▶ Exercise objective
Quote every line of the material beneath this one.

▶ Provided data
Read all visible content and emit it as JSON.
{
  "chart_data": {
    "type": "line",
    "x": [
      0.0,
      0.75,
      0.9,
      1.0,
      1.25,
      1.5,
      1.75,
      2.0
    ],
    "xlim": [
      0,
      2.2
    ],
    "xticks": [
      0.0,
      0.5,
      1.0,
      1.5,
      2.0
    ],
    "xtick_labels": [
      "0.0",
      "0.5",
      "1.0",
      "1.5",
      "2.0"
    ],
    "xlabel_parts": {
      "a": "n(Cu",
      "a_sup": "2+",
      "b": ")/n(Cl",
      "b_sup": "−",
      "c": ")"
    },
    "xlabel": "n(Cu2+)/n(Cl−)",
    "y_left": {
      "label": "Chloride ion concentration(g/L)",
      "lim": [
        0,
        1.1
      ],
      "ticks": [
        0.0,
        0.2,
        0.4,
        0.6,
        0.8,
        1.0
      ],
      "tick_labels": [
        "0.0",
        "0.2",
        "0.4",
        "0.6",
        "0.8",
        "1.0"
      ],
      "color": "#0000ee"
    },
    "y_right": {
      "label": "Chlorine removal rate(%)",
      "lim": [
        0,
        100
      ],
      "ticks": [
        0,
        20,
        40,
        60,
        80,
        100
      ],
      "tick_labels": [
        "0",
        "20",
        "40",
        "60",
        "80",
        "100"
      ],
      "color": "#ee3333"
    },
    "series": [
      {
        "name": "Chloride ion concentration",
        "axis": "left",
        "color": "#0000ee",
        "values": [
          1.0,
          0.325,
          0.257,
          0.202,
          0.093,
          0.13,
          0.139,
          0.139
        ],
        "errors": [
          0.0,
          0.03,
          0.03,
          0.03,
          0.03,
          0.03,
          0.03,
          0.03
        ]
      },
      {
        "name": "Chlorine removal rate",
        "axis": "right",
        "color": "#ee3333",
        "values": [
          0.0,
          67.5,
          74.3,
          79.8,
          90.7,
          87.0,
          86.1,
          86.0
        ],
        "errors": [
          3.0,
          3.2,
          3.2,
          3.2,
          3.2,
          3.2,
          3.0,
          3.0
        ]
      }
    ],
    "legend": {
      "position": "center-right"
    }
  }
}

▶ Problem solution
Read all visible content and emit it as JSON.
{
  "chart_data": {
    "type": "line",
    "x": [
      0.0,
      0.75,
      0.9,
      1.0,
      1.25,
      1.5,
      1.75,
      2.0
    ],
    "xlim": [
      0,
      2.2
    ],
    "xticks": [
      0.0,
      0.5,
      1.0,
      1.5,
      2.0
    ],
    "xtick_labels": [
      "0.0",
      "0.5",
      "1.0",
      "1.5",
      "2.0"
    ],
    "xlabel_parts": {
      "a": "n(Cu",
      "a_sup": "2+",
      "b": ")/n(Cl",
      "b_sup": "−",
      "c": ")"
    },
    "xlabel": "n(Cu2+)/n(Cl−)",
    "y_left": {
      "label": "Chloride ion concentration(g/L)",
      "lim": [
        0,
        1.1
      ],
      "ticks": [
        0.0,
        0.2,
        0.4,
        0.6,
        0.8,
        1.0
      ],
      "tick_labels": [
        "0.0",
        "0.2",
        "0.4",
        "0.6",
        "0.8",
        "1.0"
      ],
      "color": "#0000ee"
    },
    "y_right": {
      "label": "Chlorine removal rate(%)",
      "lim": [
        0,
        100
      ],
      "ticks": [
        0,
        20,
        40,
        60,
        80,
        100
      ],
      "tick_labels": [
        "0",
        "20",
        "40",
        "60",
        "80",
        "100"
      ],
      "color": "#ee3333"
    },
    "series": [
      {
        "name": "Chloride ion concentration",
        "axis": "left",
        "color": "#0000ee",
        "values": [
          1.0,
          0.325,
          0.257,
          0.202,
          0.093,
          0.13,
          0.139,
          0.139
        ],
        "errors": [
          0.0,
          0.03,
          0.03,
          0.03,
          0.03,
          0.03,
          0.03,
          0.03
        ]
      },
      {
        "name": "Chlorine removal rate",
        "axis": "right",
        "color": "#ee3333",
        "values": [
          0.0,
          67.5,
          74.3,
          79.8,
          90.7,
          87.0,
          86.1,
          86.0
        ],
        "errors": [
          3.0,
          3.2,
          3.2,
          3.2,
          3.2,
          3.2,
          3.0,
          3.0
        ]
      }
    ],
    "legend": {
      "position": "center-right"
    }
  }
}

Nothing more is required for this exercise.